#### [TRECHO SELECIONADO]

Quando um artista morre, o corpo da cidade perde um pedaço de si

Ontem, o corpo da cidade ficou menor.
Com a morte de Antônio Amaro, o Tonin, não perdemos só um ator, um diretor, um escritor. Perdemos uma dobra da história. Um rastro vivo de um tempo em que fazer arte era também erguer cidade — no gesto, na palavra, no grito, na gargalhada debochada da Irmã Elisa, que atravessou tantas vezes o palco para nos lembrar que o riso também pode ser resistência, já diria nosso eterno Paulo Gustavo.

#### [TAREFAS]
A. Liste os ofícios de Antônio Amaro mencionados no texto sobre a morte dele.
B. Reproduza fielmente o texto sobre a morte de Antônio Amaro, tudo desde "Quando um artista" até "eterno Paulo Gustavo.".
C. Escreva a continuação do texto sobre a morte de Antônio Amaro a partir do ponto em que ele termina.

#### [DADOS DE ORIGEM]
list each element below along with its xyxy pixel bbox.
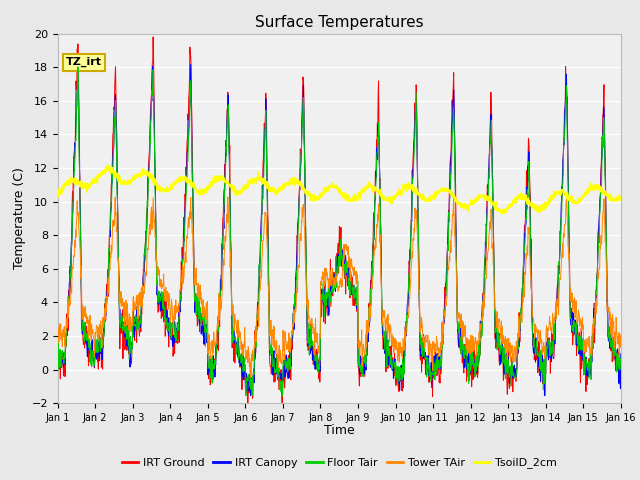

#### [RESPOSTAS POR TAREFA]
A. ator, diretor, escritor

B.
Quando um artista morre, o corpo da cidade perde um pedaço de si

Ontem, o corpo da cidade ficou menor.
Com a morte de Antônio Amaro, o Tonin, não perdemos só um ator, um diretor, um escritor. Perdemos uma dobra da história. Um rastro vivo de um tempo em que fazer arte era também erguer cidade — no gesto, na palavra, no grito, na gargalhada debochada da Irmã Elisa, que atravessou tantas vezes o palco para nos lembrar que o riso também pode ser resistência, já diria nosso eterno Paulo Gustavo.

C.
Trabalhei com Tonin, em um espetáculo do Grupo Ribalta, ele na direção, eu na preparação corporal e numa participação como ator e bailarino. Depois, nas Santinhas do Pau Oco, onde ele fez do palco seu altar e da cena uma travessura sagrada. Tonin era daqueles que davam corpo à ideia de que teatro se faz com tudo: com o que se tem, com o que falta, com o que se inventa.
Mas o que mais me marca é que Tonin era um forjador de afetos. De apelidos. Reinventava a gente como quem dá novos nomes ao mundo.
Para ele, eu era Coreldraw — porque era coreógrafo.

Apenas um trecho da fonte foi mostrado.